[Records from a data source]
----

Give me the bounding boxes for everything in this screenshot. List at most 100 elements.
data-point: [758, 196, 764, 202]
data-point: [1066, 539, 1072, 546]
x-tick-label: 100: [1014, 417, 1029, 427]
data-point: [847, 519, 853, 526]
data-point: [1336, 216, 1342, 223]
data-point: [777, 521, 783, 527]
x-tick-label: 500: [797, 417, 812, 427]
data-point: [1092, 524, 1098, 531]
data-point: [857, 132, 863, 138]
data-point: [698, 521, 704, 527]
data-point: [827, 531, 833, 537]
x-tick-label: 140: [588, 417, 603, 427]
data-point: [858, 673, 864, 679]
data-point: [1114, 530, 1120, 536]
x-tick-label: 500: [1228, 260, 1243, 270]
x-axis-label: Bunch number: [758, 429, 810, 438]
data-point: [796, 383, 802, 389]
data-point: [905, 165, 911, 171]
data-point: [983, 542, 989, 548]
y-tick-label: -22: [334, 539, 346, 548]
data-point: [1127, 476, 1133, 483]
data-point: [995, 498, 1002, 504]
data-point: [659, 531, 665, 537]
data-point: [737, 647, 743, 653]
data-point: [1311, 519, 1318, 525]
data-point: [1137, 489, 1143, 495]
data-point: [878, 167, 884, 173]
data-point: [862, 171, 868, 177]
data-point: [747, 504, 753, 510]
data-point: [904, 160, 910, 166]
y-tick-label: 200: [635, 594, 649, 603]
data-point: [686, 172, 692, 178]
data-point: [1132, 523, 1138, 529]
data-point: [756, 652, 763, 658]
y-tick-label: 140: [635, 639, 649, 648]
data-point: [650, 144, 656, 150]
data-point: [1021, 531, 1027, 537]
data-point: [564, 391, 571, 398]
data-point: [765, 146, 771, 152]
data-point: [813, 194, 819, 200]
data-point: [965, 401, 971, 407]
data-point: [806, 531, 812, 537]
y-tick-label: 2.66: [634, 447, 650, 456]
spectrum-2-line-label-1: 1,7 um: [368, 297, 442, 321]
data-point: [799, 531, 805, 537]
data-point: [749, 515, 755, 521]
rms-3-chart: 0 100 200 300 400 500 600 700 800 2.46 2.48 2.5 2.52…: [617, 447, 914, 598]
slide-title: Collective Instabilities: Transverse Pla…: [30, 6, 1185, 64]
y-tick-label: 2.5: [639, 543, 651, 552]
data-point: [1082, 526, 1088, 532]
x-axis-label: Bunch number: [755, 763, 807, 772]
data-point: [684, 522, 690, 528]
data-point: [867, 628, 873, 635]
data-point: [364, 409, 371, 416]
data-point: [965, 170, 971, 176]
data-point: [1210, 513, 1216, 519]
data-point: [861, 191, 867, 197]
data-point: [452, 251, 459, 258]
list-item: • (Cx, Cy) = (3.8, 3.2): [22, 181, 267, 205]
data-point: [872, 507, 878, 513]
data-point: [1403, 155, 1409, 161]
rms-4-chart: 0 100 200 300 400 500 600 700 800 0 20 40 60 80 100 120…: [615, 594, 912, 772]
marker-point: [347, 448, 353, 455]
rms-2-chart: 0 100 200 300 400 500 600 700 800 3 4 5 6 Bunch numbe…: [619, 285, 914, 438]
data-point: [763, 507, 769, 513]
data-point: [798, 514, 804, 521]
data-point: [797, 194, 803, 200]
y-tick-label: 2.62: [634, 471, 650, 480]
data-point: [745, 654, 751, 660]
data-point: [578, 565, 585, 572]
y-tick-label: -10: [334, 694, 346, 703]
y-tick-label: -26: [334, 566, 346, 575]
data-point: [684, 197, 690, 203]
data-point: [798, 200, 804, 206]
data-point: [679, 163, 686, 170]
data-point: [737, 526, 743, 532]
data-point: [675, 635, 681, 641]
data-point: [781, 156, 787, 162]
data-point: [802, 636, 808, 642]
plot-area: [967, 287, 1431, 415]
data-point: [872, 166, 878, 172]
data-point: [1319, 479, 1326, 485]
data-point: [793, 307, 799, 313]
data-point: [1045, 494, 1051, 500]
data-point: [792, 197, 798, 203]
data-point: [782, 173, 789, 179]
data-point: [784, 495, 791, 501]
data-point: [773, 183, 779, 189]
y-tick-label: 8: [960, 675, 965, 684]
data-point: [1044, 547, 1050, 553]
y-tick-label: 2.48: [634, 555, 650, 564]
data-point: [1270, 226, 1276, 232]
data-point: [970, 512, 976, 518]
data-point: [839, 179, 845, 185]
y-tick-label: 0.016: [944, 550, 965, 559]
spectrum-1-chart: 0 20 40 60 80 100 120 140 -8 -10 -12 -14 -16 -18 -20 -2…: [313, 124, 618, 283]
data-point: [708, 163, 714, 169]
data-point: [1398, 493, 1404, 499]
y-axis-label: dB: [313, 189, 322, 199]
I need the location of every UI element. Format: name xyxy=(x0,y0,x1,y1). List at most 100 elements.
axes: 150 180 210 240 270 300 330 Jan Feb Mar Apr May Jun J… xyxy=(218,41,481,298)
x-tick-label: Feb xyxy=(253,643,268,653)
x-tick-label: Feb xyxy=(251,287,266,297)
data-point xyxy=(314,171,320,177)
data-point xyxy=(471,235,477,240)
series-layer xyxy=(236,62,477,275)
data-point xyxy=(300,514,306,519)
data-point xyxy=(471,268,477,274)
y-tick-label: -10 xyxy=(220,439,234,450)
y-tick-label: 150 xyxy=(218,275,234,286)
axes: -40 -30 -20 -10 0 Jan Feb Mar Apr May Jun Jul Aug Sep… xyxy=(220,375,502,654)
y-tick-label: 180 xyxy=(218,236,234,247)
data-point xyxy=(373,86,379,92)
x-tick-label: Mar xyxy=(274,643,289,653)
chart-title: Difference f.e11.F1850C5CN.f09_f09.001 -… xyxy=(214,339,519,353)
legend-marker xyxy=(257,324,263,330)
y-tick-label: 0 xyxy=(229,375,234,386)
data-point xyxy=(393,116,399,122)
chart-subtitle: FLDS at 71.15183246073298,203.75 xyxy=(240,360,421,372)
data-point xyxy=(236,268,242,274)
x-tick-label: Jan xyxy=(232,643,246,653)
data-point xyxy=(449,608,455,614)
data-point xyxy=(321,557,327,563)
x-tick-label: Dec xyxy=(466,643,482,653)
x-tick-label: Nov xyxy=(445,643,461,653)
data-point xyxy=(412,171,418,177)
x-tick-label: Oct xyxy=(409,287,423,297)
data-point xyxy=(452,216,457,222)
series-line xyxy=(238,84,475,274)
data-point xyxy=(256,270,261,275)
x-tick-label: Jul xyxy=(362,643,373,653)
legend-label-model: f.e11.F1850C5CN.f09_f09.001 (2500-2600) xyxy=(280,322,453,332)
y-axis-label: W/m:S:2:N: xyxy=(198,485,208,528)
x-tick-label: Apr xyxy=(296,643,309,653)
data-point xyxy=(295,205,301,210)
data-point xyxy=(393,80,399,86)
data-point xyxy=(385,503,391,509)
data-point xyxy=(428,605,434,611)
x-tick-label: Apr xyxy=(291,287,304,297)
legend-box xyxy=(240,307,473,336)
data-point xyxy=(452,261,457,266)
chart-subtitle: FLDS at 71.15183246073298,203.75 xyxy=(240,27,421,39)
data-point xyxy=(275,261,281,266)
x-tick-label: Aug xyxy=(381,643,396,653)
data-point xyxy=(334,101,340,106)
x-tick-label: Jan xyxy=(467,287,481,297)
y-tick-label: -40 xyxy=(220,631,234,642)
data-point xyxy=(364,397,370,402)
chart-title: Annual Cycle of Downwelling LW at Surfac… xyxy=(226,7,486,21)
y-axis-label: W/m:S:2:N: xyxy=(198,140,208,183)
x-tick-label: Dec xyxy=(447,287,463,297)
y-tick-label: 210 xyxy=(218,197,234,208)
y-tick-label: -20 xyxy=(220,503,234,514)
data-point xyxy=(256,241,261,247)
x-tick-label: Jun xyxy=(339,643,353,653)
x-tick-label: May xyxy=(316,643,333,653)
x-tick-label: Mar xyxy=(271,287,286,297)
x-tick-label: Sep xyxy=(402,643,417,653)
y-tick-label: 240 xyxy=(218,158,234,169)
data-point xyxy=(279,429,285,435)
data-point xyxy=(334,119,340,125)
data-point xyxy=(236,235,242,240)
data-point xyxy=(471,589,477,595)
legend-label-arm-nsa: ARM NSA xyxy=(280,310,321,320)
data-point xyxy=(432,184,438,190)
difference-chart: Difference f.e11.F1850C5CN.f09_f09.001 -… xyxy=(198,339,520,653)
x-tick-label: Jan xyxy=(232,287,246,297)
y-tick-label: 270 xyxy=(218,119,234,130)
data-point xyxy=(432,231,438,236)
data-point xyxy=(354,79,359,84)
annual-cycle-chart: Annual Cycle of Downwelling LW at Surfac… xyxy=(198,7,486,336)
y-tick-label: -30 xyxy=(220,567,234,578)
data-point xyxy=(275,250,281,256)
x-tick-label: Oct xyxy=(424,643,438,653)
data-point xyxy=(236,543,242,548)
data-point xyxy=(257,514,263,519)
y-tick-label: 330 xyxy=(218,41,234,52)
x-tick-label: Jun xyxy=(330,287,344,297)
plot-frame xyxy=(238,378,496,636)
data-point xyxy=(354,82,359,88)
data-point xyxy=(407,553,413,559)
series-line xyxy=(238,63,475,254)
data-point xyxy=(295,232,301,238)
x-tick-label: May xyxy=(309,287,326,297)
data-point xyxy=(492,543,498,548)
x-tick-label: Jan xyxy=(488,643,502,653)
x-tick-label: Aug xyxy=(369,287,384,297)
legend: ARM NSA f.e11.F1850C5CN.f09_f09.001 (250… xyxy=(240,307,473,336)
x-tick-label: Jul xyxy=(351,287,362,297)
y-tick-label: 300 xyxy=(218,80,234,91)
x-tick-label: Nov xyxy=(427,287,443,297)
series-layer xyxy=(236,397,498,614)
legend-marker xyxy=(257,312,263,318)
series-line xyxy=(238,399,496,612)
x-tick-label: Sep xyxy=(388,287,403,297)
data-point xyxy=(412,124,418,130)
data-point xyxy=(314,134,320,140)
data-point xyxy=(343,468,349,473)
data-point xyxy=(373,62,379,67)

----

# What you should do:
Reproduce the lines verbatim, from the start of the records through the line that contains "data-point: [847, 519, 853, 526]".

# Written solution:
Give me the bounding boxes for everything in this screenshot. List at most 100 elements.
data-point: [758, 196, 764, 202]
data-point: [1066, 539, 1072, 546]
x-tick-label: 100: [1014, 417, 1029, 427]
data-point: [847, 519, 853, 526]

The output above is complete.